**Stored data:**
%%

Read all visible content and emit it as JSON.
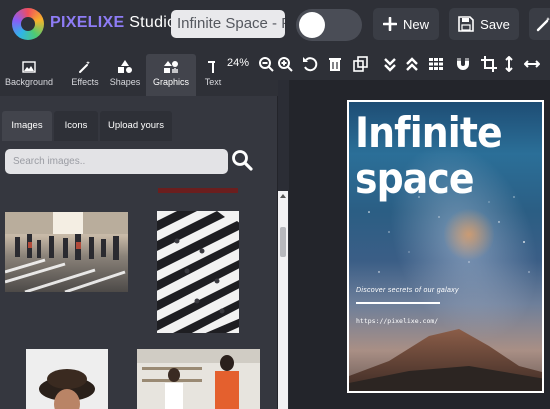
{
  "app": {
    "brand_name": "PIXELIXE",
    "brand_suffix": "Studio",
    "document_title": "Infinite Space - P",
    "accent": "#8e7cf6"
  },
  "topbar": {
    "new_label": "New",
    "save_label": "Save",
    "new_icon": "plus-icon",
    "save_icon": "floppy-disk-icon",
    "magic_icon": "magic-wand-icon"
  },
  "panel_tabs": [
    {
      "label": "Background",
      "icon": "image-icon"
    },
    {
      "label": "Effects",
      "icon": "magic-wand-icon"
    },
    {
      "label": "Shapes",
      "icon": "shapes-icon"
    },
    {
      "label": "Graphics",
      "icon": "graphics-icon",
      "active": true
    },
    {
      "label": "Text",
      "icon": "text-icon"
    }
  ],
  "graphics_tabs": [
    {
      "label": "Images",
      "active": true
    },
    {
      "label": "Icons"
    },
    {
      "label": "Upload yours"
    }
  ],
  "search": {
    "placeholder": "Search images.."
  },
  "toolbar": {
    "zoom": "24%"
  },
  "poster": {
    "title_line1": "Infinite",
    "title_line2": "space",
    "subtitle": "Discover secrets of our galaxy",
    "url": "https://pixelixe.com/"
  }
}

%%
%%

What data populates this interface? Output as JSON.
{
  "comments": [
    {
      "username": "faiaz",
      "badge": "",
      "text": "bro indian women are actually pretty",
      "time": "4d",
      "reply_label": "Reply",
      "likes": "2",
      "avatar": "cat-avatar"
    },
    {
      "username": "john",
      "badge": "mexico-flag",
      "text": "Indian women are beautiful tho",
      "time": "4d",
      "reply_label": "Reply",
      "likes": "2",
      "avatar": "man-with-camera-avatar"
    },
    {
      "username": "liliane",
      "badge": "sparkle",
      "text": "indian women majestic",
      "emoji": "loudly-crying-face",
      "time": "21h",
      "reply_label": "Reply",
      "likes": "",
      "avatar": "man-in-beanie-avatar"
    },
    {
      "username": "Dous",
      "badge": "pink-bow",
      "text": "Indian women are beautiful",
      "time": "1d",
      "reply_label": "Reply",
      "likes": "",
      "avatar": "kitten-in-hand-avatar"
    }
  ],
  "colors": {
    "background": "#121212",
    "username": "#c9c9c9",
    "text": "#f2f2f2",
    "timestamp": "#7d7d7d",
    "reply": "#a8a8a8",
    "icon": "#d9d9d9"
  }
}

%%

**Exercise prompt:**
Find the lines with the string "avatar" and reproduce them.

**Solution below:**
      "avatar": "cat-avatar"
      "avatar": "man-with-camera-avatar"
      "avatar": "man-in-beanie-avatar"
      "avatar": "kitten-in-hand-avatar"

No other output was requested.